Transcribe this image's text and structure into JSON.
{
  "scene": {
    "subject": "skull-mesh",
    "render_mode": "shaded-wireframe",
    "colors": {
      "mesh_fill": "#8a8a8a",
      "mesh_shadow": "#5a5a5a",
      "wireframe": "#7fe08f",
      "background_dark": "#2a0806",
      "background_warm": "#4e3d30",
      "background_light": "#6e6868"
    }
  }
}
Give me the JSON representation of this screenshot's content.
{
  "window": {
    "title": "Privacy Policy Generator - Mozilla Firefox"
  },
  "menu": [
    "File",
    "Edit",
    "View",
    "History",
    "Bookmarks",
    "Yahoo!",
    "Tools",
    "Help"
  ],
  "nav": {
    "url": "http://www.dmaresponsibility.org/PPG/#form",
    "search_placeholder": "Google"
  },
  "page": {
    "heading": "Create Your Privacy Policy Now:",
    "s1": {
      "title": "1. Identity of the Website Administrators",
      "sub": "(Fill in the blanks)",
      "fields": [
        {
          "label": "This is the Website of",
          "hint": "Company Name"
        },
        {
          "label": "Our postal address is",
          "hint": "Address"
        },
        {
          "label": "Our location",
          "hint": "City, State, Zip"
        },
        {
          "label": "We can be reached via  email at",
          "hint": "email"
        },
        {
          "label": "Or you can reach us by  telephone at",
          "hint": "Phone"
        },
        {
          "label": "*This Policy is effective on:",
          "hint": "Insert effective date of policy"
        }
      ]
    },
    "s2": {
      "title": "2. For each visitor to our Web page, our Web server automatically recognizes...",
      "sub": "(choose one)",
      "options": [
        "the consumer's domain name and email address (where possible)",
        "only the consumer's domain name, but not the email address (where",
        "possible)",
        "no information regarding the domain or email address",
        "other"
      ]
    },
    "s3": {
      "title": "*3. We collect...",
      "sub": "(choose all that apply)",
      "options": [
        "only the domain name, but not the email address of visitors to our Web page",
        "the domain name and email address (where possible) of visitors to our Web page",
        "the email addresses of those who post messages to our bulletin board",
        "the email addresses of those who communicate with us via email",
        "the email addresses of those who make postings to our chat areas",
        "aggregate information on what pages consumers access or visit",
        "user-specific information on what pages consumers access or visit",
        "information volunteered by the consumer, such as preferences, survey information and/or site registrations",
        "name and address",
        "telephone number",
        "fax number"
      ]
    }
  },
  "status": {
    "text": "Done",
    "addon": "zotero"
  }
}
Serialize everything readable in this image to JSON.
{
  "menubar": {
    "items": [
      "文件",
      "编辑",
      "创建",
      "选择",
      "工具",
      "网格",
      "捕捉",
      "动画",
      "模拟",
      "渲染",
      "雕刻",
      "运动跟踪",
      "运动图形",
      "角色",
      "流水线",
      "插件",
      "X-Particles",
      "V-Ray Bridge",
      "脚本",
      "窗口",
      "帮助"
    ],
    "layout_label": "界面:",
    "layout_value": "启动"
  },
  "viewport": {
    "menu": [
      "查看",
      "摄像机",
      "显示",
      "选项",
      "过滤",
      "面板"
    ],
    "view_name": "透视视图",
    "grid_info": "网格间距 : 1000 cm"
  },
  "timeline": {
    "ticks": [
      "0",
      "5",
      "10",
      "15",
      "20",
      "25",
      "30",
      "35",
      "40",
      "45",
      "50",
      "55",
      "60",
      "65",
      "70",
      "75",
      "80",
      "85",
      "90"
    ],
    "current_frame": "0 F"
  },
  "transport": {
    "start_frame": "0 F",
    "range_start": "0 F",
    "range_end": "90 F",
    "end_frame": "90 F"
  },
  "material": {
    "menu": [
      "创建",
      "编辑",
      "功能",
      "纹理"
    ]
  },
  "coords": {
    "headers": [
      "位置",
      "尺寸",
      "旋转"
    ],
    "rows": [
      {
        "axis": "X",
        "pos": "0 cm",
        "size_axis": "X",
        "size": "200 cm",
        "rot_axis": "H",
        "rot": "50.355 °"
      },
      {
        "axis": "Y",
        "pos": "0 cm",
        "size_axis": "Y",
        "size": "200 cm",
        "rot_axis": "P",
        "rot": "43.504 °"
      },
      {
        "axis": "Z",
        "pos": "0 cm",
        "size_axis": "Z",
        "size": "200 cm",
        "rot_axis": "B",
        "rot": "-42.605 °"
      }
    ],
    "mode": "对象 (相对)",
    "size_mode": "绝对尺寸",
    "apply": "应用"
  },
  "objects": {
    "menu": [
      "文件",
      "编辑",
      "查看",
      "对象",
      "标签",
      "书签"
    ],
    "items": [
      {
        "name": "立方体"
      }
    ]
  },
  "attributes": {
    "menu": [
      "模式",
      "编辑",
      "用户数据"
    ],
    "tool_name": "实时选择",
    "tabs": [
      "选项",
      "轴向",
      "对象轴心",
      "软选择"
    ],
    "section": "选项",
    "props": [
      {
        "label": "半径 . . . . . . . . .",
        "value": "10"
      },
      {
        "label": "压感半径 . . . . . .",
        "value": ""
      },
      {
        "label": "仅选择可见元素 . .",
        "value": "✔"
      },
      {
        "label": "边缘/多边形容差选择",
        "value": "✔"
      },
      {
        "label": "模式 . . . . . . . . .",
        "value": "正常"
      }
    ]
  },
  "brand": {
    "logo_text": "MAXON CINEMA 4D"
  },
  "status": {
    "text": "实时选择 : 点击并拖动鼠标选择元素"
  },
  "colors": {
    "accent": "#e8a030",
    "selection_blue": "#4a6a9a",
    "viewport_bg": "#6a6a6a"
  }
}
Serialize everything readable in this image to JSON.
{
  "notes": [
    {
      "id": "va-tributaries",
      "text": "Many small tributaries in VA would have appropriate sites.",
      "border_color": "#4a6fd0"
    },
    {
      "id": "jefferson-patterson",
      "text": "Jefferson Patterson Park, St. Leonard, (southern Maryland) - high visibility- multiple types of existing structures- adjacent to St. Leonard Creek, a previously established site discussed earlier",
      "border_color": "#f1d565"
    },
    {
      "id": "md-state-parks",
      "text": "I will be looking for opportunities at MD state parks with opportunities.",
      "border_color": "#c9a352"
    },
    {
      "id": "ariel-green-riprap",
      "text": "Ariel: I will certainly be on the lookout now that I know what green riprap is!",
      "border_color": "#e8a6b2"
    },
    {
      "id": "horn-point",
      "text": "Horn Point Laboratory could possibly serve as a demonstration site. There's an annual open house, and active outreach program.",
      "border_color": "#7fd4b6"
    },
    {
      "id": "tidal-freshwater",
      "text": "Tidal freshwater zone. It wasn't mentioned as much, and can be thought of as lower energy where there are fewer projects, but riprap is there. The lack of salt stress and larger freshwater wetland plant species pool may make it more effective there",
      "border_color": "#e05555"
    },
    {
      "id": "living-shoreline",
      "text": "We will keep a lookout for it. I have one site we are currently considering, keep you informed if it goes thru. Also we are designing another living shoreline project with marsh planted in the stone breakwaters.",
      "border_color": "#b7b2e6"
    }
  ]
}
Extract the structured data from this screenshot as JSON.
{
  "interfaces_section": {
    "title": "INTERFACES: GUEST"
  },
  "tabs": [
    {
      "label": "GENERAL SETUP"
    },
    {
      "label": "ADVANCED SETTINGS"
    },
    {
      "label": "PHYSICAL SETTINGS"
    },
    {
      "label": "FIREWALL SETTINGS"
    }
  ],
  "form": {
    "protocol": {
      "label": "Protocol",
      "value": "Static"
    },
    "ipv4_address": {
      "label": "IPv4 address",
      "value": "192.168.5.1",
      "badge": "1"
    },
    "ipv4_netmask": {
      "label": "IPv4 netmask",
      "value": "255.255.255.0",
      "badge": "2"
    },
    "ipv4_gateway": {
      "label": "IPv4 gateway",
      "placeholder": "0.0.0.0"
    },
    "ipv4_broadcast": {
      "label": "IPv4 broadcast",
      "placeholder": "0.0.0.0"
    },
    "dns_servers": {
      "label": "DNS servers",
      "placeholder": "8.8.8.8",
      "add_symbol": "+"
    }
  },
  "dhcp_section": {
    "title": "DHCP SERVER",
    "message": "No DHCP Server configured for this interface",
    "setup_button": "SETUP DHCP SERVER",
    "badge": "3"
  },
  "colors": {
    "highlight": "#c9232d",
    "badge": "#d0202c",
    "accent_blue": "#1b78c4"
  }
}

· · · ·

Lines that include the word "choose" are to be extracted from the data above.

Exercise answer:
      "sub": "(choose one)",
      "sub": "(choose all that apply)",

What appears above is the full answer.